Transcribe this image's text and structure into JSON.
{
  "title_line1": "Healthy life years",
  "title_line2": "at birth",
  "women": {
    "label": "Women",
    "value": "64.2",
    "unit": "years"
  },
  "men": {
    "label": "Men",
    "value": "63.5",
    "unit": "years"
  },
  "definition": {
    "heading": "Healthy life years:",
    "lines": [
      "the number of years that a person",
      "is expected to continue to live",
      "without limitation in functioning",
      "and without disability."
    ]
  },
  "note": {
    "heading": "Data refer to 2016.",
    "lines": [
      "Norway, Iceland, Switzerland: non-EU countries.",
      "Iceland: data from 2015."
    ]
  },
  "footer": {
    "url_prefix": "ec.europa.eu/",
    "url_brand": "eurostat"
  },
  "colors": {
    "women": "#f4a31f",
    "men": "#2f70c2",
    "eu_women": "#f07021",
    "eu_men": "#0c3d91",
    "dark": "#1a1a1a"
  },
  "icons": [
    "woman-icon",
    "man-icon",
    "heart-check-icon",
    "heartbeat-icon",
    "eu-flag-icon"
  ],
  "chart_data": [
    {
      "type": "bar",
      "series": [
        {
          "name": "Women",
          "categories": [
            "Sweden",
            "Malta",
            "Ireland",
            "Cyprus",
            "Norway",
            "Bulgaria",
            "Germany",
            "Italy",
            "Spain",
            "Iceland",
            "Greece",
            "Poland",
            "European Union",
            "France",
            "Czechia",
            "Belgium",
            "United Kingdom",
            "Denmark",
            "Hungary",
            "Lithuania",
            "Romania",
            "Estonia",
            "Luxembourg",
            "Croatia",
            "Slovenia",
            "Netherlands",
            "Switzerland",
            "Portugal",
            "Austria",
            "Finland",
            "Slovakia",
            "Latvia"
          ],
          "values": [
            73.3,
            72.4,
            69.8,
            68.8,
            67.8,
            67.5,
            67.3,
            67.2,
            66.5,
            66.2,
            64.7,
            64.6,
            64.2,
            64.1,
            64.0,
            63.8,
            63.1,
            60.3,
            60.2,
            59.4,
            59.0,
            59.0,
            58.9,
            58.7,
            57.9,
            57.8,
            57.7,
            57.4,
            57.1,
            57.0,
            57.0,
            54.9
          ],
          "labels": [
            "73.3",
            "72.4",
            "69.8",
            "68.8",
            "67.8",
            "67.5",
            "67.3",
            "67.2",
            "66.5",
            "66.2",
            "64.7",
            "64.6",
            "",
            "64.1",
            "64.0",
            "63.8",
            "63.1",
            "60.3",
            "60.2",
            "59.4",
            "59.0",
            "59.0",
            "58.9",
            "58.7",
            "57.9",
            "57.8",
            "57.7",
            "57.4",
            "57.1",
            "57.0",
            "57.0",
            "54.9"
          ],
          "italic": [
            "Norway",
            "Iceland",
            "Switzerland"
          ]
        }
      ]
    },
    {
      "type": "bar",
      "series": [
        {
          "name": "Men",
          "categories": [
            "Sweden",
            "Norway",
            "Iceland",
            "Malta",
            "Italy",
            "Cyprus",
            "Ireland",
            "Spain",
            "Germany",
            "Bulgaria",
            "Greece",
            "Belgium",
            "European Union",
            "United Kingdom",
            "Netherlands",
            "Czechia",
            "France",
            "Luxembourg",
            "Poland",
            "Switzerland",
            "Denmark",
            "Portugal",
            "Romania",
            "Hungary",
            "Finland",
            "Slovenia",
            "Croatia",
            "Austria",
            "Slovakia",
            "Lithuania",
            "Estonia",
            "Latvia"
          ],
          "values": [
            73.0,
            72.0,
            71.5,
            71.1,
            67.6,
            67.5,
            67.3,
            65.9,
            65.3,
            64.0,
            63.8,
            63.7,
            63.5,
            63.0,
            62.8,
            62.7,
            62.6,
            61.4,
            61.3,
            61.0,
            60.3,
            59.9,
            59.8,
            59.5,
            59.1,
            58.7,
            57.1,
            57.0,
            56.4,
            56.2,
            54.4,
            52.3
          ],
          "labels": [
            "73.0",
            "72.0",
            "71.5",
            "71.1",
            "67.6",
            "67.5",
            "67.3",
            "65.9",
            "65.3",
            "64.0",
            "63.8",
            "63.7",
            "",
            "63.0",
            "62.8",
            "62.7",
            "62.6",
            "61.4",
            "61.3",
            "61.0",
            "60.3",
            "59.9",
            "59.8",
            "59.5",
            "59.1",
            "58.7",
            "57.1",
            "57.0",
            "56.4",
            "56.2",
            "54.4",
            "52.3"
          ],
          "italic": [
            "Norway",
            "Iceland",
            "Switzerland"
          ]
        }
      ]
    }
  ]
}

==========

§ **Stated exercise**:
Repeat each of the entries above precisely as given.

§ **Solution below**:
Transcribe this image's text and structure into JSON.
{
  "title_line1": "Healthy life years",
  "title_line2": "at birth",
  "women": {
    "label": "Women",
    "value": "64.2",
    "unit": "years"
  },
  "men": {
    "label": "Men",
    "value": "63.5",
    "unit": "years"
  },
  "definition": {
    "heading": "Healthy life years:",
    "lines": [
      "the number of years that a person",
      "is expected to continue to live",
      "without limitation in functioning",
      "and without disability."
    ]
  },
  "note": {
    "heading": "Data refer to 2016.",
    "lines": [
      "Norway, Iceland, Switzerland: non-EU countries.",
      "Iceland: data from 2015."
    ]
  },
  "footer": {
    "url_prefix": "ec.europa.eu/",
    "url_brand": "eurostat"
  },
  "colors": {
    "women": "#f4a31f",
    "men": "#2f70c2",
    "eu_women": "#f07021",
    "eu_men": "#0c3d91",
    "dark": "#1a1a1a"
  },
  "icons": [
    "woman-icon",
    "man-icon",
    "heart-check-icon",
    "heartbeat-icon",
    "eu-flag-icon"
  ],
  "chart_data": [
    {
      "type": "bar",
      "series": [
        {
          "name": "Women",
          "categories": [
            "Sweden",
            "Malta",
            "Ireland",
            "Cyprus",
            "Norway",
            "Bulgaria",
            "Germany",
            "Italy",
            "Spain",
            "Iceland",
            "Greece",
            "Poland",
            "European Union",
            "France",
            "Czechia",
            "Belgium",
            "United Kingdom",
            "Denmark",
            "Hungary",
            "Lithuania",
            "Romania",
            "Estonia",
            "Luxembourg",
            "Croatia",
            "Slovenia",
            "Netherlands",
            "Switzerland",
            "Portugal",
            "Austria",
            "Finland",
            "Slovakia",
            "Latvia"
          ],
          "values": [
            73.3,
            72.4,
            69.8,
            68.8,
            67.8,
            67.5,
            67.3,
            67.2,
            66.5,
            66.2,
            64.7,
            64.6,
            64.2,
            64.1,
            64.0,
            63.8,
            63.1,
            60.3,
            60.2,
            59.4,
            59.0,
            59.0,
            58.9,
            58.7,
            57.9,
            57.8,
            57.7,
            57.4,
            57.1,
            57.0,
            57.0,
            54.9
          ],
          "labels": [
            "73.3",
            "72.4",
            "69.8",
            "68.8",
            "67.8",
            "67.5",
            "67.3",
            "67.2",
            "66.5",
            "66.2",
            "64.7",
            "64.6",
            "",
            "64.1",
            "64.0",
            "63.8",
            "63.1",
            "60.3",
            "60.2",
            "59.4",
            "59.0",
            "59.0",
            "58.9",
            "58.7",
            "57.9",
            "57.8",
            "57.7",
            "57.4",
            "57.1",
            "57.0",
            "57.0",
            "54.9"
          ],
          "italic": [
            "Norway",
            "Iceland",
            "Switzerland"
          ]
        }
      ]
    },
    {
      "type": "bar",
      "series": [
        {
          "name": "Men",
          "categories": [
            "Sweden",
            "Norway",
            "Iceland",
            "Malta",
            "Italy",
            "Cyprus",
            "Ireland",
            "Spain",
            "Germany",
            "Bulgaria",
            "Greece",
            "Belgium",
            "European Union",
            "United Kingdom",
            "Netherlands",
            "Czechia",
            "France",
            "Luxembourg",
            "Poland",
            "Switzerland",
            "Denmark",
            "Portugal",
            "Romania",
            "Hungary",
            "Finland",
            "Slovenia",
            "Croatia",
            "Austria",
            "Slovakia",
            "Lithuania",
            "Estonia",
            "Latvia"
          ],
          "values": [
            73.0,
            72.0,
            71.5,
            71.1,
            67.6,
            67.5,
            67.3,
            65.9,
            65.3,
            64.0,
            63.8,
            63.7,
            63.5,
            63.0,
            62.8,
            62.7,
            62.6,
            61.4,
            61.3,
            61.0,
            60.3,
            59.9,
            59.8,
            59.5,
            59.1,
            58.7,
            57.1,
            57.0,
            56.4,
            56.2,
            54.4,
            52.3
          ],
          "labels": [
            "73.0",
            "72.0",
            "71.5",
            "71.1",
            "67.6",
            "67.5",
            "67.3",
            "65.9",
            "65.3",
            "64.0",
            "63.8",
            "63.7",
            "",
            "63.0",
            "62.8",
            "62.7",
            "62.6",
            "61.4",
            "61.3",
            "61.0",
            "60.3",
            "59.9",
            "59.8",
            "59.5",
            "59.1",
            "58.7",
            "57.1",
            "57.0",
            "56.4",
            "56.2",
            "54.4",
            "52.3"
          ],
          "italic": [
            "Norway",
            "Iceland",
            "Switzerland"
          ]
        }
      ]
    }
  ]
}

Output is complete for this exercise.